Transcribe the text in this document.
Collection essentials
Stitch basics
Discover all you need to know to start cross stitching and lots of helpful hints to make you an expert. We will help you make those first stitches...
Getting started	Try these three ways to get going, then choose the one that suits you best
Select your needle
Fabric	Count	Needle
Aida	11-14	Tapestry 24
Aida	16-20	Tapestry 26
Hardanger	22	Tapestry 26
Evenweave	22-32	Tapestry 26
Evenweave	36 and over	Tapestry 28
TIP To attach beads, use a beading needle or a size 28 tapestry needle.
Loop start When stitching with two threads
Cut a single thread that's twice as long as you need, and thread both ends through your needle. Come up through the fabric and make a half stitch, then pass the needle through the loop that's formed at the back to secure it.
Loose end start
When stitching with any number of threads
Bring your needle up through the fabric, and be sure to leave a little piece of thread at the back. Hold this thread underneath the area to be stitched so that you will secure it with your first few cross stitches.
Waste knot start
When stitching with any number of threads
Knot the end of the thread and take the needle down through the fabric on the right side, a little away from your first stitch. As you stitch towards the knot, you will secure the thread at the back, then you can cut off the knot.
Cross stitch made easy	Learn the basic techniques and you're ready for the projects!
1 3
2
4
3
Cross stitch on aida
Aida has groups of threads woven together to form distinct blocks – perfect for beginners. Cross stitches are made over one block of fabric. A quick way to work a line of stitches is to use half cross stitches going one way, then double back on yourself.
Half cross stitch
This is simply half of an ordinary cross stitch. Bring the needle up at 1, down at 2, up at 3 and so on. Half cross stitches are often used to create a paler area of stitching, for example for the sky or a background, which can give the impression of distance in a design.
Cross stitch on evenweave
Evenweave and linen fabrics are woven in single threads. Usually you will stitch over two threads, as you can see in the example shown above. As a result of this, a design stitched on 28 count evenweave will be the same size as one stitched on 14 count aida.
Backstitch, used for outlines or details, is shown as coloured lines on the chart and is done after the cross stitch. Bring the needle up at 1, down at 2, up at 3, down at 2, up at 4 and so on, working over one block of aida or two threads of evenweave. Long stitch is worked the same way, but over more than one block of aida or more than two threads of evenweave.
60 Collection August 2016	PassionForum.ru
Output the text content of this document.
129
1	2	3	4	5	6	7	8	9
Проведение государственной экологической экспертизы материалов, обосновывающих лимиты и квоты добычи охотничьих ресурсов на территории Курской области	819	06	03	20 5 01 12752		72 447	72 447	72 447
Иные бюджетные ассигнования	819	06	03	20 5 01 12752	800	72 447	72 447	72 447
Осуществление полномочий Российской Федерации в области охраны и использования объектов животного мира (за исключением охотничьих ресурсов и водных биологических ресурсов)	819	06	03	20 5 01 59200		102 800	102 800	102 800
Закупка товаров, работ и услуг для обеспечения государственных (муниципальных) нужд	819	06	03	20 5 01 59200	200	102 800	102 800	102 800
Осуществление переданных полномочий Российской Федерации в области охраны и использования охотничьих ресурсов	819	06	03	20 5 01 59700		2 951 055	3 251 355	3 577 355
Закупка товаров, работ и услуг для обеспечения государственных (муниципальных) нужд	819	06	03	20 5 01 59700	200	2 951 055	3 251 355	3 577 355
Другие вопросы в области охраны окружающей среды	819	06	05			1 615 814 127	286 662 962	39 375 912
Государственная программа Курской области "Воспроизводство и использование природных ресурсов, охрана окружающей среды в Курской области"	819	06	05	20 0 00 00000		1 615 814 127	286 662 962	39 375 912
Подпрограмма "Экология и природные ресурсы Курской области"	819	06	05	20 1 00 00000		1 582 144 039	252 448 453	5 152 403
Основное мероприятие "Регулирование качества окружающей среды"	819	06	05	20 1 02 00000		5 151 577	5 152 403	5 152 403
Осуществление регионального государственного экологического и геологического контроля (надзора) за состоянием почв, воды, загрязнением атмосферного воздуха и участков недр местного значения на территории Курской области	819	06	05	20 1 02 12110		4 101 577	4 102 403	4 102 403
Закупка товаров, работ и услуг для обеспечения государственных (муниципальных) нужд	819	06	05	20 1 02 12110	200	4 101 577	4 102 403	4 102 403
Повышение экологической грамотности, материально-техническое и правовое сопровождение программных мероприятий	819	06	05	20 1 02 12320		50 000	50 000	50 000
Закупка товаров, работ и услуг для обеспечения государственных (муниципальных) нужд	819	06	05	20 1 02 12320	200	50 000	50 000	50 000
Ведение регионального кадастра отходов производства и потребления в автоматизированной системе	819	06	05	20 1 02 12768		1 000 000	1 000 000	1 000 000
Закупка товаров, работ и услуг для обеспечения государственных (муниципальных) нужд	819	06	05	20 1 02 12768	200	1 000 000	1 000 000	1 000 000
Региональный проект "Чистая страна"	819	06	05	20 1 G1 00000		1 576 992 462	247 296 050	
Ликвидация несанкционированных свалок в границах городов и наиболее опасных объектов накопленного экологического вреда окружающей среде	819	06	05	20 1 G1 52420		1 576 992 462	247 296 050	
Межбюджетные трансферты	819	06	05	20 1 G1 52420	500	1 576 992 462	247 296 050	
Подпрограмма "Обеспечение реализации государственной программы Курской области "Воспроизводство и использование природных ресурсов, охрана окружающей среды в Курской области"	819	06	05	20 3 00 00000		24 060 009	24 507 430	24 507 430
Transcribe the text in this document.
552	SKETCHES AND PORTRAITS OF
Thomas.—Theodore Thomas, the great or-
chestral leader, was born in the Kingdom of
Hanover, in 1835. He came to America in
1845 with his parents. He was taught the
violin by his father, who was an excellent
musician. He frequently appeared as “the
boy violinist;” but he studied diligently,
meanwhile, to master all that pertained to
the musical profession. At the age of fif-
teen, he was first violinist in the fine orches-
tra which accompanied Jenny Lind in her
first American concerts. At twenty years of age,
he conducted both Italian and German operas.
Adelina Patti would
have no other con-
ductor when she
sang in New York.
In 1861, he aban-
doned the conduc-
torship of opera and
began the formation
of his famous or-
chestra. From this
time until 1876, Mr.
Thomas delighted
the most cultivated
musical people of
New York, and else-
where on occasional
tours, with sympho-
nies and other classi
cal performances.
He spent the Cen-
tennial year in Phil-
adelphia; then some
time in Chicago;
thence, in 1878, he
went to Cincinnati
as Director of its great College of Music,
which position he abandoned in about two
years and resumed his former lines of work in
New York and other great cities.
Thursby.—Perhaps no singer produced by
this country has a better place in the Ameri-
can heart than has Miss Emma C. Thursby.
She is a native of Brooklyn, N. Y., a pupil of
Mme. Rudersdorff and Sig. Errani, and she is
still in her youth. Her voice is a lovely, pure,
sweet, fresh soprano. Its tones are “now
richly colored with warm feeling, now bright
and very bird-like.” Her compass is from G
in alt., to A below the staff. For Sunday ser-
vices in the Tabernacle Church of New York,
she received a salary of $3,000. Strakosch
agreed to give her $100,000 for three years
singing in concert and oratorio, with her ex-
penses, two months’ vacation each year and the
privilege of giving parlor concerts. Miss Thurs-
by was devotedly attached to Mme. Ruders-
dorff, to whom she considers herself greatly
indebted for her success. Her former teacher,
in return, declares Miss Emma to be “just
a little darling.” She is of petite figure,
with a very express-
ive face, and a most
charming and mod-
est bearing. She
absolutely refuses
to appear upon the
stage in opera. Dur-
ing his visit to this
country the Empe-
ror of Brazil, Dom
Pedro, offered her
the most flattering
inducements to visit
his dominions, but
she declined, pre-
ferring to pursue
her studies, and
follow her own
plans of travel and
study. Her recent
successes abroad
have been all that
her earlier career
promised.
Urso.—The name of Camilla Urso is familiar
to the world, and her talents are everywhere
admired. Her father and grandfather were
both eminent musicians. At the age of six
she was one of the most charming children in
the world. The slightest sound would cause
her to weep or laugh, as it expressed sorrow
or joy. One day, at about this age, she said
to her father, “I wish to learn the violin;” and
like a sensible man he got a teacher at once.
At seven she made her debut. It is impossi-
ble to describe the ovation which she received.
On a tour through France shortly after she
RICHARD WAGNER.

----------

**Instructions to follow:** Go through the listing above and report how many of its lines contain the word "country", with only the number as output.

**Solved exercise:** 2